▶ [To do]
In the entries below, copy out word for word the lines that begin with the one containing "- y-tick-label: 0.8: [26, 248, 70, 277]" and end with the one containing "- x-axis-line: [84, 667, 978, 670]", both of those lines included.

— start Available data —

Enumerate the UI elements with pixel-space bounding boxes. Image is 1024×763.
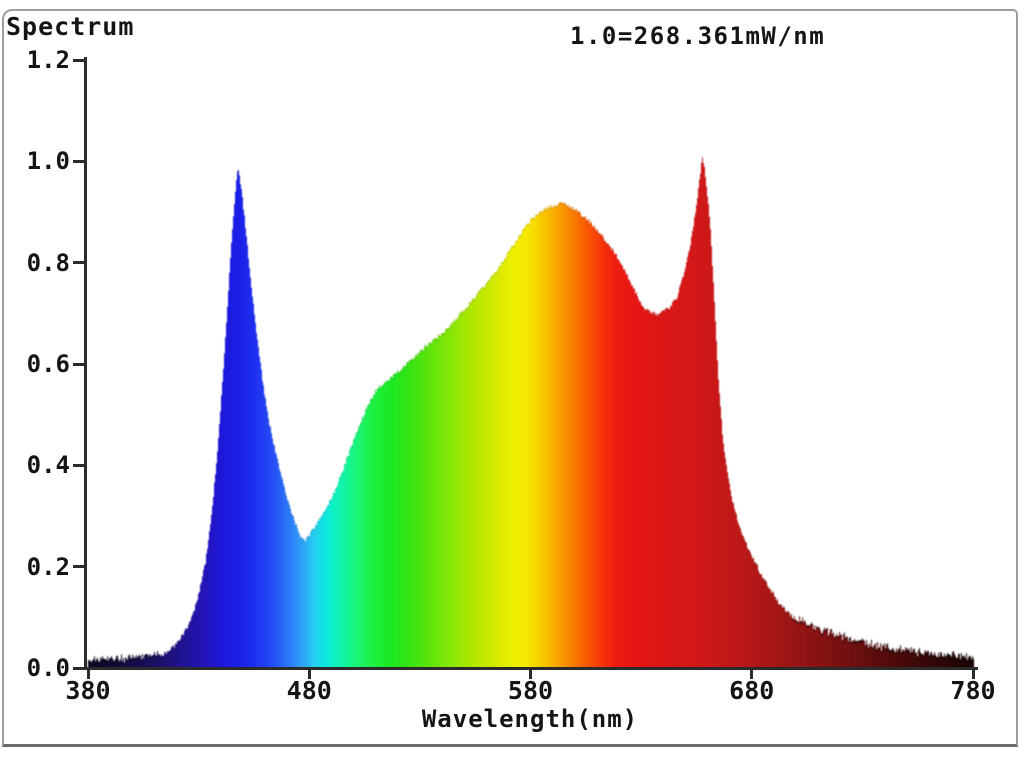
- y-tick-label: 0.8: [26, 248, 70, 277]
- scale-annotation: 1.0=268.361mW/nm: [570, 22, 826, 50]
- spectrum-canvas: [87, 55, 977, 669]
- y-tick: [73, 463, 85, 467]
- x-tick: [529, 670, 532, 679]
- y-tick-label: 0.4: [26, 451, 70, 480]
- chart-title: Spectrum: [6, 12, 135, 41]
- y-tick-label: 0.2: [26, 552, 70, 581]
- y-tick-label: 0.6: [26, 350, 70, 378]
- x-tick-label: 580: [507, 676, 554, 705]
- y-tick: [73, 666, 85, 670]
- x-tick: [307, 670, 311, 679]
- x-axis-title: Wavelength(nm): [421, 705, 639, 733]
- y-tick: [73, 362, 85, 366]
- y-tick: [73, 58, 85, 62]
- x-tick: [971, 670, 975, 679]
- y-tick-label: 1.2: [26, 46, 70, 74]
- x-tick-label: 680: [729, 676, 775, 705]
- y-tick-label: 1.0: [26, 147, 70, 176]
- y-tick: [73, 159, 85, 163]
- x-tick-label: 780: [950, 676, 996, 705]
- x-tick-label: 380: [65, 676, 111, 705]
- x-tick-label: 480: [286, 676, 332, 705]
- x-tick: [750, 670, 754, 679]
- x-tick: [86, 670, 90, 679]
- y-tick-label: 0.0: [26, 654, 70, 682]
- x-axis-line: [84, 667, 978, 670]
- y-tick: [73, 261, 85, 265]
- y-tick: [73, 565, 85, 569]
- y-axis-line: [84, 57, 87, 670]
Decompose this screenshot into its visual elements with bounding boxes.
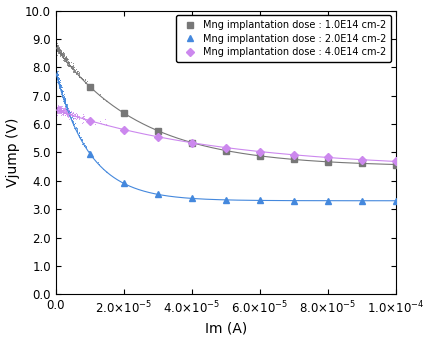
Mng implantation dose : 2.0E14 cm-2: (9e-05, 3.3): 2.0E14 cm-2: (9e-05, 3.3): [359, 199, 364, 203]
Mng implantation dose : 2.0E14 cm-2: (3e-05, 3.52): 2.0E14 cm-2: (3e-05, 3.52): [155, 192, 160, 196]
Mng implantation dose : 1.0E14 cm-2: (2e-05, 6.39): 1.0E14 cm-2: (2e-05, 6.39): [121, 111, 126, 115]
Mng implantation dose : 4.0E14 cm-2: (1e-05, 6.12): 4.0E14 cm-2: (1e-05, 6.12): [87, 119, 92, 123]
Mng implantation dose : 4.0E14 cm-2: (5e-05, 5.17): 4.0E14 cm-2: (5e-05, 5.17): [223, 146, 228, 150]
Line: Mng implantation dose : 2.0E14 cm-2: Mng implantation dose : 2.0E14 cm-2: [87, 151, 399, 204]
Mng implantation dose : 1.0E14 cm-2: (5e-05, 5.07): 1.0E14 cm-2: (5e-05, 5.07): [223, 148, 228, 152]
Y-axis label: Vjump (V): Vjump (V): [6, 118, 19, 187]
Mng implantation dose : 1.0E14 cm-2: (8e-05, 4.67): 1.0E14 cm-2: (8e-05, 4.67): [325, 160, 330, 164]
Mng implantation dose : 4.0E14 cm-2: (9e-05, 4.75): 4.0E14 cm-2: (9e-05, 4.75): [359, 158, 364, 162]
Mng implantation dose : 1.0E14 cm-2: (6e-05, 4.88): 1.0E14 cm-2: (6e-05, 4.88): [257, 154, 262, 158]
Mng implantation dose : 2.0E14 cm-2: (7e-05, 3.3): 2.0E14 cm-2: (7e-05, 3.3): [291, 198, 296, 203]
Mng implantation dose : 2.0E14 cm-2: (8e-05, 3.3): 2.0E14 cm-2: (8e-05, 3.3): [325, 199, 330, 203]
Mng implantation dose : 1.0E14 cm-2: (9e-05, 4.61): 1.0E14 cm-2: (9e-05, 4.61): [359, 161, 364, 165]
Mng implantation dose : 1.0E14 cm-2: (7e-05, 4.76): 1.0E14 cm-2: (7e-05, 4.76): [291, 158, 296, 162]
Line: Mng implantation dose : 1.0E14 cm-2: Mng implantation dose : 1.0E14 cm-2: [87, 84, 399, 168]
Mng implantation dose : 4.0E14 cm-2: (2e-05, 5.81): 4.0E14 cm-2: (2e-05, 5.81): [121, 128, 126, 132]
Mng implantation dose : 2.0E14 cm-2: (5e-05, 3.33): 2.0E14 cm-2: (5e-05, 3.33): [223, 198, 228, 202]
Mng implantation dose : 4.0E14 cm-2: (8e-05, 4.82): 4.0E14 cm-2: (8e-05, 4.82): [325, 155, 330, 160]
Mng implantation dose : 4.0E14 cm-2: (4e-05, 5.34): 4.0E14 cm-2: (4e-05, 5.34): [189, 141, 194, 145]
Legend: Mng implantation dose : 1.0E14 cm-2, Mng implantation dose : 2.0E14 cm-2, Mng im: Mng implantation dose : 1.0E14 cm-2, Mng…: [176, 15, 391, 62]
Mng implantation dose : 1.0E14 cm-2: (4e-05, 5.35): 1.0E14 cm-2: (4e-05, 5.35): [189, 140, 194, 145]
Mng implantation dose : 2.0E14 cm-2: (4e-05, 3.38): 2.0E14 cm-2: (4e-05, 3.38): [189, 196, 194, 201]
Mng implantation dose : 2.0E14 cm-2: (1e-05, 4.96): 2.0E14 cm-2: (1e-05, 4.96): [87, 152, 92, 156]
Mng implantation dose : 1.0E14 cm-2: (0.0001, 4.58): 1.0E14 cm-2: (0.0001, 4.58): [393, 162, 398, 166]
Mng implantation dose : 4.0E14 cm-2: (6e-05, 5.03): 4.0E14 cm-2: (6e-05, 5.03): [257, 149, 262, 153]
Mng implantation dose : 2.0E14 cm-2: (0.0001, 3.3): 2.0E14 cm-2: (0.0001, 3.3): [393, 199, 398, 203]
Mng implantation dose : 4.0E14 cm-2: (7e-05, 4.92): 4.0E14 cm-2: (7e-05, 4.92): [291, 153, 296, 157]
Mng implantation dose : 4.0E14 cm-2: (0.0001, 4.68): 4.0E14 cm-2: (0.0001, 4.68): [393, 159, 398, 163]
Line: Mng implantation dose : 4.0E14 cm-2: Mng implantation dose : 4.0E14 cm-2: [87, 118, 399, 165]
X-axis label: Im (A): Im (A): [205, 322, 247, 336]
Mng implantation dose : 1.0E14 cm-2: (1e-05, 7.32): 1.0E14 cm-2: (1e-05, 7.32): [87, 85, 92, 89]
Mng implantation dose : 2.0E14 cm-2: (2e-05, 3.91): 2.0E14 cm-2: (2e-05, 3.91): [121, 181, 126, 186]
Mng implantation dose : 2.0E14 cm-2: (6e-05, 3.31): 2.0E14 cm-2: (6e-05, 3.31): [257, 198, 262, 203]
Mng implantation dose : 4.0E14 cm-2: (3e-05, 5.55): 4.0E14 cm-2: (3e-05, 5.55): [155, 135, 160, 139]
Mng implantation dose : 1.0E14 cm-2: (3e-05, 5.77): 1.0E14 cm-2: (3e-05, 5.77): [155, 129, 160, 133]
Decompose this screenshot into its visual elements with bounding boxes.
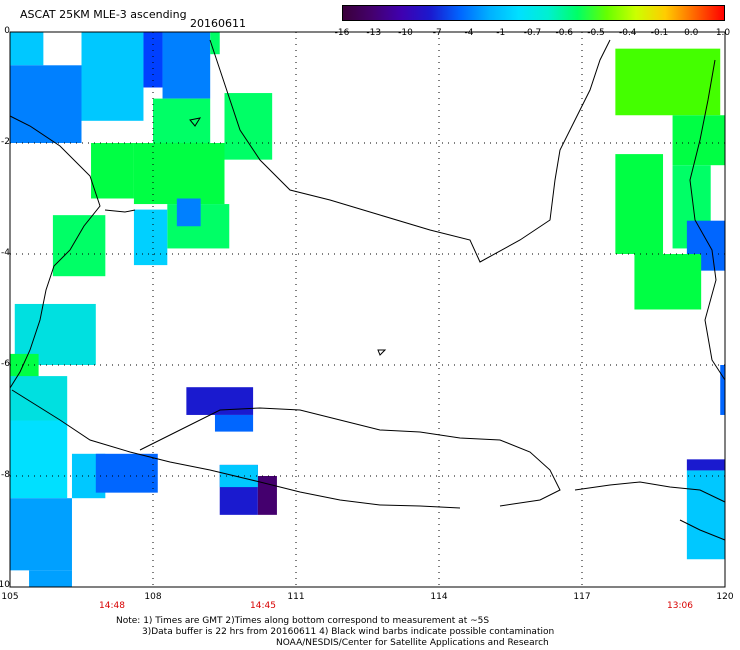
colorbar-tick-label: -0.5	[587, 28, 605, 38]
map-frame	[9, 31, 726, 588]
coastline	[189, 117, 202, 127]
wind-swath-cell	[186, 387, 254, 415]
pass-time-2: 14:45	[250, 601, 276, 611]
note-line-3: NOAA/NESDIS/Center for Satellite Applica…	[276, 638, 549, 648]
wind-swath-cell	[634, 254, 702, 310]
colorbar-tick-label: -16	[334, 28, 350, 38]
wind-swath-cell	[52, 215, 106, 277]
coastline	[689, 59, 726, 381]
wind-swath-cell	[615, 154, 664, 254]
note-line-2: 3)Data buffer is 22 hrs from 20160611 4)…	[142, 627, 555, 637]
wind-swath-cell	[81, 32, 144, 121]
colorbar-tick-label: -10	[398, 28, 413, 38]
coastline	[11, 389, 461, 509]
pass-time-3: 13:06	[667, 601, 693, 611]
wind-swath-cell	[720, 365, 725, 415]
coastline	[209, 39, 611, 263]
coastline	[574, 481, 726, 503]
lon-label-105: 105	[1, 592, 19, 602]
lon-label-108: 108	[144, 592, 162, 602]
lat-label-6s: -6	[1, 359, 10, 369]
coastline	[679, 519, 726, 541]
pass-time-1: 14:48	[99, 601, 125, 611]
lat-label-10s: -10	[0, 580, 10, 590]
wind-swath-cell	[672, 115, 725, 166]
wind-swath-cell	[153, 98, 211, 143]
wind-swath-cell	[615, 48, 721, 116]
colorbar	[342, 5, 725, 21]
wind-swath-cell	[133, 143, 225, 205]
lat-label-2s: -2	[1, 137, 10, 147]
coastline	[9, 115, 101, 389]
wind-swath-cell	[224, 93, 273, 160]
colorbar-tick-label: -0.4	[618, 28, 637, 38]
wind-swath-cell	[686, 470, 725, 560]
wind-swath-cell	[133, 209, 168, 266]
lon-label-117: 117	[573, 592, 591, 602]
colorbar-tick-label: -13	[366, 28, 382, 38]
wind-swath-cell	[10, 420, 68, 499]
wind-swath-cell	[91, 143, 134, 199]
colorbar-tick-label: -1	[496, 28, 506, 38]
colorbar-tick-label: 0.0	[684, 28, 699, 38]
wind-swath-cell	[10, 65, 82, 143]
coastline	[377, 349, 387, 356]
wind-swath-cell	[10, 498, 72, 571]
wind-swath-cell	[257, 476, 277, 515]
coastline	[139, 407, 561, 507]
product-date: 20160611	[190, 17, 246, 30]
product-title: ASCAT 25KM MLE-3 ascending	[20, 8, 187, 21]
lat-label-8s: -8	[1, 470, 10, 480]
wind-swath-cell	[10, 376, 68, 421]
wind-swath-cell	[162, 32, 211, 99]
lon-label-111: 111	[287, 592, 305, 602]
note-line-1: Note: 1) Times are GMT 2)Times along bot…	[116, 616, 490, 626]
lat-label-0: 0	[4, 26, 10, 36]
colorbar-tick-label: -0.6	[555, 28, 574, 38]
wind-swath-cell	[176, 198, 201, 227]
wind-swath-cell	[95, 453, 158, 493]
wind-swath-cell	[29, 570, 72, 587]
colorbar-tick-label: -0.1	[650, 28, 669, 38]
colorbar-tick-label: -0.7	[523, 28, 542, 38]
coastline	[104, 209, 136, 213]
lat-label-4s: -4	[1, 248, 10, 258]
wind-swath-cell	[143, 32, 163, 88]
lon-label-120: 120	[716, 592, 734, 602]
colorbar-tick-label: -4	[464, 28, 474, 38]
wind-swath-cell	[10, 32, 44, 66]
lon-label-114: 114	[430, 592, 448, 602]
colorbar-tick-label: -7	[432, 28, 442, 38]
wind-swath-cell	[210, 32, 220, 55]
wind-swath-cell	[214, 414, 254, 432]
wind-swath-cell	[686, 459, 725, 471]
colorbar-tick-label: 1.0	[715, 28, 731, 38]
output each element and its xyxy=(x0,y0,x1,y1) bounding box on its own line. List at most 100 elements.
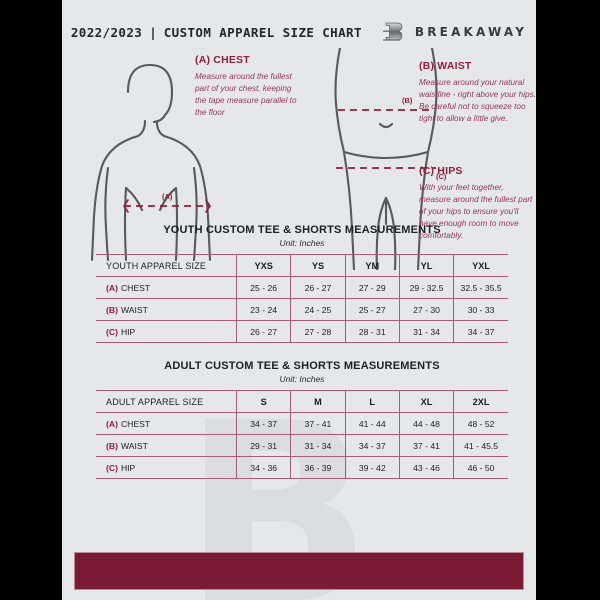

— end Available data —

▶ [Response for this exercise]
- y-tick-label: 0.8: [26, 248, 70, 277]
- scale-annotation: 1.0=268.361mW/nm: [570, 22, 826, 50]
- spectrum-canvas: [87, 55, 977, 669]
- y-tick: [73, 463, 85, 467]
- x-tick: [529, 670, 532, 679]
- y-tick-label: 0.4: [26, 451, 70, 480]
- chart-title: Spectrum: [6, 12, 135, 41]
- y-tick-label: 0.2: [26, 552, 70, 581]
- y-tick-label: 0.6: [26, 350, 70, 378]
- x-tick-label: 580: [507, 676, 554, 705]
- y-tick: [73, 666, 85, 670]
- x-tick: [307, 670, 311, 679]
- x-axis-title: Wavelength(nm): [421, 705, 639, 733]
- y-tick: [73, 362, 85, 366]
- y-tick: [73, 58, 85, 62]
- x-tick: [971, 670, 975, 679]
- y-tick-label: 1.2: [26, 46, 70, 74]
- x-tick-label: 680: [729, 676, 775, 705]
- y-tick-label: 1.0: [26, 147, 70, 176]
- y-tick: [73, 159, 85, 163]
- x-tick-label: 780: [950, 676, 996, 705]
- x-tick-label: 380: [65, 676, 111, 705]
- x-tick-label: 480: [286, 676, 332, 705]
- x-tick: [750, 670, 754, 679]
- x-tick: [86, 670, 90, 679]
- y-tick-label: 0.0: [26, 654, 70, 682]
- x-axis-line: [84, 667, 978, 670]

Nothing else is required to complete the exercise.